## Entries shown:
+++++

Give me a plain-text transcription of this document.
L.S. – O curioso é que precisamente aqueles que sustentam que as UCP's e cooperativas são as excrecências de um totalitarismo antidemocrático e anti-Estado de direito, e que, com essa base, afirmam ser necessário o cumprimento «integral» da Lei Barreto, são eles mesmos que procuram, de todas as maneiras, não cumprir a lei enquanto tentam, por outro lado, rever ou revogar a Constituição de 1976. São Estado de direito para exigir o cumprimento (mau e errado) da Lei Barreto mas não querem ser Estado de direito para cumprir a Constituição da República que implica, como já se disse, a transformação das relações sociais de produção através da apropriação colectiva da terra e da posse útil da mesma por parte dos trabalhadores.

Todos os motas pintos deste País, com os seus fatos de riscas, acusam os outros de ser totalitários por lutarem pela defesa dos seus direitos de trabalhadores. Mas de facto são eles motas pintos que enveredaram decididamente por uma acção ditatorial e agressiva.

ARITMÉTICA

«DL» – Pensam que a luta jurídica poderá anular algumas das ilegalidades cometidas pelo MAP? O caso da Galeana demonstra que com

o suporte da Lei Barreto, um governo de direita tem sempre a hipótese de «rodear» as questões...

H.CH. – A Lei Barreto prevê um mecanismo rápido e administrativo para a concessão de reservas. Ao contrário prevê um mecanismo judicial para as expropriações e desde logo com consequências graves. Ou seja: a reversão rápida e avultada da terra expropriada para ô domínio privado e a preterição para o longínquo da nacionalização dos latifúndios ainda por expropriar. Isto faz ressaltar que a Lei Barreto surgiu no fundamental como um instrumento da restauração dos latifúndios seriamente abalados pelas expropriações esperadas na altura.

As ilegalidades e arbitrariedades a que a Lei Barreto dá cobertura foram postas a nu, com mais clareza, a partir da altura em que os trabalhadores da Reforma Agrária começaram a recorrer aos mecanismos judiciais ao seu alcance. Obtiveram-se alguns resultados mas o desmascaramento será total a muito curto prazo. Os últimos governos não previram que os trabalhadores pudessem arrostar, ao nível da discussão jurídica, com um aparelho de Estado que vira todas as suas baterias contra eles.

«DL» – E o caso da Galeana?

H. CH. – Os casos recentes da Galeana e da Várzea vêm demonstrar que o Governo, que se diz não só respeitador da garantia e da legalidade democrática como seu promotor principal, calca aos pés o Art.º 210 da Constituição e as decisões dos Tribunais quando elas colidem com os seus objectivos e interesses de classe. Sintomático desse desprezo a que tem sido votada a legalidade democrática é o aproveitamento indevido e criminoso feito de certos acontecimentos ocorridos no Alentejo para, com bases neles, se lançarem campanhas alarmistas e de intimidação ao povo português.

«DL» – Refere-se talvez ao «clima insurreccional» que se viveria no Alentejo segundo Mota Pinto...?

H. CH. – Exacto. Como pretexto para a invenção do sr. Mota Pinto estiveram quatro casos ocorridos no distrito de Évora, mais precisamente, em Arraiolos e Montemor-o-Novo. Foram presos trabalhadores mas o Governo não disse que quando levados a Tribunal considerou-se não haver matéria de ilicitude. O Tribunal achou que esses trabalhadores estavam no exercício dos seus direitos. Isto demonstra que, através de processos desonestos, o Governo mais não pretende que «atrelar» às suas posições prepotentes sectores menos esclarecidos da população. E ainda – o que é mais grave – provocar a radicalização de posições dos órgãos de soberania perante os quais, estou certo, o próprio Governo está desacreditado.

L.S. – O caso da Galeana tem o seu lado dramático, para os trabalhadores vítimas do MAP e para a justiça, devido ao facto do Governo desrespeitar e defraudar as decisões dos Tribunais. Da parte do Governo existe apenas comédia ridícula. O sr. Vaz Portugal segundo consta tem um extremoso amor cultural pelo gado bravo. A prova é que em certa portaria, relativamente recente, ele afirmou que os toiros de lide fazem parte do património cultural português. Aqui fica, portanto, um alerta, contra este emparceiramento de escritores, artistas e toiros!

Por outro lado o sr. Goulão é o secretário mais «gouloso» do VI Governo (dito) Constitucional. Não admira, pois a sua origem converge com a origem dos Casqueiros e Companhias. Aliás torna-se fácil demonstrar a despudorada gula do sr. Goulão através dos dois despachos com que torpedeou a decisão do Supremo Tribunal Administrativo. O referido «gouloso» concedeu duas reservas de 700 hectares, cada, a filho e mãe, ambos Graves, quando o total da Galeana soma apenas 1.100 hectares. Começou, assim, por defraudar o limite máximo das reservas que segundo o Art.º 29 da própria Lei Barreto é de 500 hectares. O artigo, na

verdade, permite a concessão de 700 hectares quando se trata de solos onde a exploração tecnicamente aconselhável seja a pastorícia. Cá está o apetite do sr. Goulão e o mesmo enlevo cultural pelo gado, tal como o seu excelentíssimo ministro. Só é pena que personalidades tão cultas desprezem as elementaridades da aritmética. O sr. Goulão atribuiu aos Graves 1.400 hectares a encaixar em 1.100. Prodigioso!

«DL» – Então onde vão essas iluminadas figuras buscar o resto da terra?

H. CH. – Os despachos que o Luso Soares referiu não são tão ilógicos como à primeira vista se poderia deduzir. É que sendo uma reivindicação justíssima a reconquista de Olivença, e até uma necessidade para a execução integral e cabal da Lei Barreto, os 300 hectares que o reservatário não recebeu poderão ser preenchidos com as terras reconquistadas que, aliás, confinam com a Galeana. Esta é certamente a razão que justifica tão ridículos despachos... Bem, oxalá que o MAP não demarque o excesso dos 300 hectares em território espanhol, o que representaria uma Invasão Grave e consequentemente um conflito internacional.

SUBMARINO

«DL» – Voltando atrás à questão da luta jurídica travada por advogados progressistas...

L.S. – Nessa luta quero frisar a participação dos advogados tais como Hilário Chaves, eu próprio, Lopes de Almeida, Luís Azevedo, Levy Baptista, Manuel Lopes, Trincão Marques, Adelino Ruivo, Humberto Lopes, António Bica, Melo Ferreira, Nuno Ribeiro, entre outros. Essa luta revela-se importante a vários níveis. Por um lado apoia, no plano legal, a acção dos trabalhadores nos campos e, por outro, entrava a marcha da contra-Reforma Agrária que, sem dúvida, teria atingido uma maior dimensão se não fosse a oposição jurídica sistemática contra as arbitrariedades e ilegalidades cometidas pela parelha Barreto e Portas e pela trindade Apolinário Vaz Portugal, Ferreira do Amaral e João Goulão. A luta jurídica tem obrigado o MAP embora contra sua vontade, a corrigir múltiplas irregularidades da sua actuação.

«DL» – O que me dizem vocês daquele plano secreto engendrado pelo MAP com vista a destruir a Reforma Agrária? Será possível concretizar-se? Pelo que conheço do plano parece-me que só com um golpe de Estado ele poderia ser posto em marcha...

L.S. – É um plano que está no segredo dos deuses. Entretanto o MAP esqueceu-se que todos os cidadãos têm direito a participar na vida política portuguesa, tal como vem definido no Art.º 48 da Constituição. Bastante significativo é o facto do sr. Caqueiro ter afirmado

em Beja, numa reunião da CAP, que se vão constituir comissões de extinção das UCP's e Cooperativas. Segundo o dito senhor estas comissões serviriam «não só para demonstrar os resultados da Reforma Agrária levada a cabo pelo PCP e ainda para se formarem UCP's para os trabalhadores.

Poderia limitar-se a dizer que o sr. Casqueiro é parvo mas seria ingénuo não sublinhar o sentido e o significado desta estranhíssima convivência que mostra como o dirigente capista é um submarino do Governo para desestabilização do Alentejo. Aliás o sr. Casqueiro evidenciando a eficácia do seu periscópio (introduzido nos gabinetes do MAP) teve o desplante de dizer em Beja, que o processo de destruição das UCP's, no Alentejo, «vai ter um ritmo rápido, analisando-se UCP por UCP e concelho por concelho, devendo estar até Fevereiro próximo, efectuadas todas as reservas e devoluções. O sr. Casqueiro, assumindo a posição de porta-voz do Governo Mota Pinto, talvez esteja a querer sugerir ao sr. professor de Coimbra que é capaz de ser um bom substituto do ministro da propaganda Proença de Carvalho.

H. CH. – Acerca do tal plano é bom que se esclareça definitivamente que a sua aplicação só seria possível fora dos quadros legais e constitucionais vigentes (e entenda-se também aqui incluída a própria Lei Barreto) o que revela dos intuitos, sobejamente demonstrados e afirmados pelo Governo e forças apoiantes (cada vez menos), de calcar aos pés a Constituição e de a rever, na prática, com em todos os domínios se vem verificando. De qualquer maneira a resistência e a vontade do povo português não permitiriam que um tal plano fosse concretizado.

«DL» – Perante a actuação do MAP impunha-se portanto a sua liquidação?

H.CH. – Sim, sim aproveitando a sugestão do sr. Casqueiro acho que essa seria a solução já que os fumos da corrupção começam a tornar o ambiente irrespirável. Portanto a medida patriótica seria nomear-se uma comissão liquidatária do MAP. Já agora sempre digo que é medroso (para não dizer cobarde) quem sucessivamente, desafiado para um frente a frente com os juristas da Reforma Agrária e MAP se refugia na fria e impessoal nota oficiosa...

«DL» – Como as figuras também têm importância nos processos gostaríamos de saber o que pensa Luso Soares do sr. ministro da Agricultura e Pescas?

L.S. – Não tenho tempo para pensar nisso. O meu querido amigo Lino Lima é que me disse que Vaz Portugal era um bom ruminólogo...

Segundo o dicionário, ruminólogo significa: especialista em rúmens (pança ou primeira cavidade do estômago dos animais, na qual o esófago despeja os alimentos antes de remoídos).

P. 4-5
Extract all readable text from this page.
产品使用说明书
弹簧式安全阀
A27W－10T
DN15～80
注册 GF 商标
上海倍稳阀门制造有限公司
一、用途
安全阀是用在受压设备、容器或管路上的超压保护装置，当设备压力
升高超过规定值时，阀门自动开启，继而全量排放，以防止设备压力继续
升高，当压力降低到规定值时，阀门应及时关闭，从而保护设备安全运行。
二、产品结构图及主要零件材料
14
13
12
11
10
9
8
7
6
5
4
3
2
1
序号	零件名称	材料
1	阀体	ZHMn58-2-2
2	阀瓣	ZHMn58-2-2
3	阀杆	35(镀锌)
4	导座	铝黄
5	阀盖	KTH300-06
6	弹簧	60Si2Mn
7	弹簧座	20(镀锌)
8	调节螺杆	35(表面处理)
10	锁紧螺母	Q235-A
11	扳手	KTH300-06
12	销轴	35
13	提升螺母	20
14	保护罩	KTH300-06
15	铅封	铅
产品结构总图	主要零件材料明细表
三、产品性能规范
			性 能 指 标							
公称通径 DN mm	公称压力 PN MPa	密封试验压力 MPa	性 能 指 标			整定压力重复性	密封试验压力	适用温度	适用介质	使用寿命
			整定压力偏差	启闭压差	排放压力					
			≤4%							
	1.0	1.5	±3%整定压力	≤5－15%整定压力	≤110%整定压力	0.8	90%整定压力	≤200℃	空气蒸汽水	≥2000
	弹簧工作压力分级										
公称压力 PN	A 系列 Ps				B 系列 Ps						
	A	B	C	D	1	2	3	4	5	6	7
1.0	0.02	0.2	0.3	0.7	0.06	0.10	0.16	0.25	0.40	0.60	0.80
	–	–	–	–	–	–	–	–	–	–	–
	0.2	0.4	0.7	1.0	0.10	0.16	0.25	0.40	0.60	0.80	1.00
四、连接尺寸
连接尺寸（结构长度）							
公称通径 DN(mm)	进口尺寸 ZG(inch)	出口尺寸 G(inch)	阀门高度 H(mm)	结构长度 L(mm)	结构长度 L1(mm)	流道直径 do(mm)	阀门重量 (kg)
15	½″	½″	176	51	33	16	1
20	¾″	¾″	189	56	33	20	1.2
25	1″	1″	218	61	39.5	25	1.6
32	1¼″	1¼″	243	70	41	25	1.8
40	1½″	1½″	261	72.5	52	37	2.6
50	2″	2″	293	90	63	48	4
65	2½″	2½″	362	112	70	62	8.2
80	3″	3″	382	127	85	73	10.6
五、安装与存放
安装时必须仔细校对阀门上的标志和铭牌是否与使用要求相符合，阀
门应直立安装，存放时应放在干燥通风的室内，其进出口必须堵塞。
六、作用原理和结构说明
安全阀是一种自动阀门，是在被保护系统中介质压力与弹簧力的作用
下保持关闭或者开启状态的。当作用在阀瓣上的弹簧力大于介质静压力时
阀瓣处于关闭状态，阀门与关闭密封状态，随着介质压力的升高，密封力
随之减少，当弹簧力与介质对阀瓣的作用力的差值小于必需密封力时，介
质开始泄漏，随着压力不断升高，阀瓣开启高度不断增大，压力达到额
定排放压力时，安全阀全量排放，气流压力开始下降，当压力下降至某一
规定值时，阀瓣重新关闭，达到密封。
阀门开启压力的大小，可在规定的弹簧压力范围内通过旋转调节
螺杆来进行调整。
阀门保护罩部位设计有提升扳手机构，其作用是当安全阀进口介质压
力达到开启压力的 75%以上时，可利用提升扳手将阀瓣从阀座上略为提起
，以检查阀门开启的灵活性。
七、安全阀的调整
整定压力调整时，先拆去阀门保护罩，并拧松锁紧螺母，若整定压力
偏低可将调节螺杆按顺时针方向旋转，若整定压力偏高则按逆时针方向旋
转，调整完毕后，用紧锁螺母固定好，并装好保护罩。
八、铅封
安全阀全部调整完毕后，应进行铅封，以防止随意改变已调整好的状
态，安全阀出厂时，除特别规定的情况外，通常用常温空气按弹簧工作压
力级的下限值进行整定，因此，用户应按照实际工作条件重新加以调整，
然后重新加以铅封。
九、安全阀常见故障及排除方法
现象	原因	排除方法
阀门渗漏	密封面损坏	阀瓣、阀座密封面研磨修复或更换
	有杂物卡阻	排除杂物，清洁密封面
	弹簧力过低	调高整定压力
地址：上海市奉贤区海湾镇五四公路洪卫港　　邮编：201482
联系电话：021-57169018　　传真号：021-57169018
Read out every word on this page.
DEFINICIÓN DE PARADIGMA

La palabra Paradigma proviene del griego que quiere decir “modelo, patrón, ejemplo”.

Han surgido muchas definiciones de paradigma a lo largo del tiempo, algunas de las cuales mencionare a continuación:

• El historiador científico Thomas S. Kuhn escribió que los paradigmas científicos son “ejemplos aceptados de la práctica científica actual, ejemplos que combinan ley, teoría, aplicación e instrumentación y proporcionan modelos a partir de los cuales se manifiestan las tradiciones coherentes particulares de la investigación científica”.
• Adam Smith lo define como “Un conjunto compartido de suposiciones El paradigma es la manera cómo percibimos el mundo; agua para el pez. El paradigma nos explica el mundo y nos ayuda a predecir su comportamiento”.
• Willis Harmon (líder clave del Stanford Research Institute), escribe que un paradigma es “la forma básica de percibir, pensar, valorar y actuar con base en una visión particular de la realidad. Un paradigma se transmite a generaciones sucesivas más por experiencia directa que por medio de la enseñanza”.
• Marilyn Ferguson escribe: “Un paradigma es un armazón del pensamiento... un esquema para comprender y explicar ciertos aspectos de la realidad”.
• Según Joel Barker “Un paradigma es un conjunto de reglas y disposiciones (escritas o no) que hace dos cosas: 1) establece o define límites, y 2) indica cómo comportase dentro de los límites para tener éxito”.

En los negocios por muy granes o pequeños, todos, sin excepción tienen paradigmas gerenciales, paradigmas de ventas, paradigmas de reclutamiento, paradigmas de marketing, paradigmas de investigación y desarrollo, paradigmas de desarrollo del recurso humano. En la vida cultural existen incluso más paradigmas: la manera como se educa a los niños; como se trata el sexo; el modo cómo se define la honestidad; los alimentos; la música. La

+++++

## Brief:
Tally the lines of the material above that contain the word "conjunto" and report the total alone.

## Result for this exercise:
2